Copy each line that contains the word "Interview".

--- begin ---

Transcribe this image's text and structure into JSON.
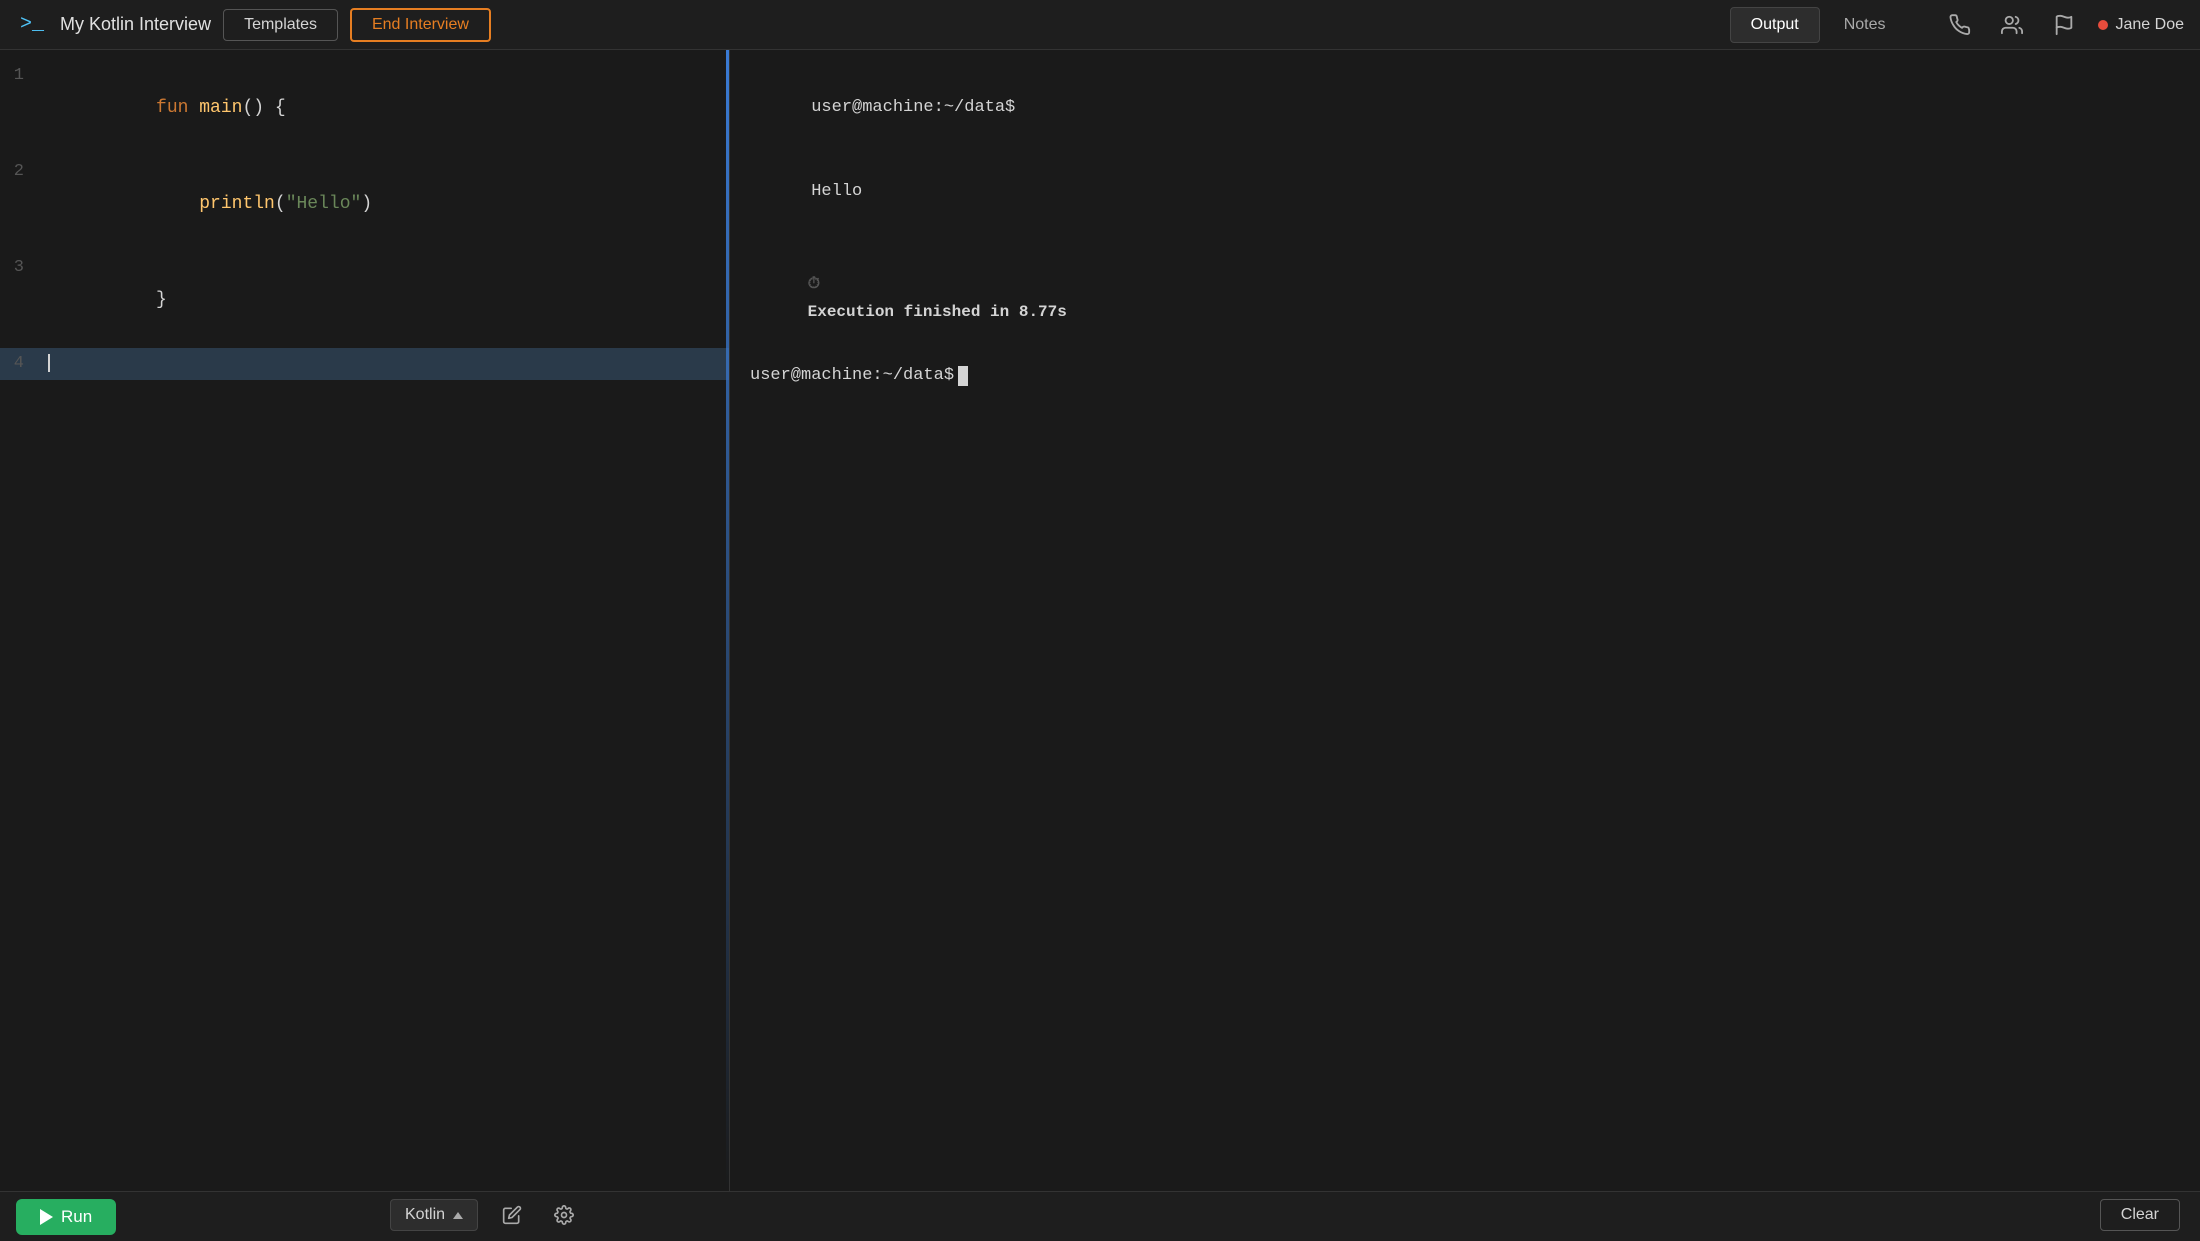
{
  "header": {
    "app_icon": ">_",
    "title": "My Kotlin Interview",
    "templates_label": "Templates",
    "end_interview_label": "End Interview",
    "output_tab_label": "Output",
    "notes_tab_label": "Notes",
    "active_tab": "output",
    "username": "Jane Doe",
    "status_color": "#e74c3c"
  },
  "editor": {
    "lines": [
      {
        "number": 1,
        "content": "fun main() {"
      },
      {
        "number": 2,
        "content": "    println(\"Hello\")"
      },
      {
        "number": 3,
        "content": "}"
      },
      {
        "number": 4,
        "content": ""
      }
    ]
  },
  "output": {
    "prompt1": "user@machine:~/data$",
    "hello_output": "Hello",
    "execution_text": "Execution finished in ",
    "execution_time": "8.77s",
    "prompt2": "user@machine:~/data$"
  },
  "toolbar": {
    "run_label": "Run",
    "language_label": "Kotlin",
    "clear_label": "Clear"
  }
}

--- end ---

▶ [Task result]
    "title": "My Kotlin Interview",
    "end_interview_label": "End Interview",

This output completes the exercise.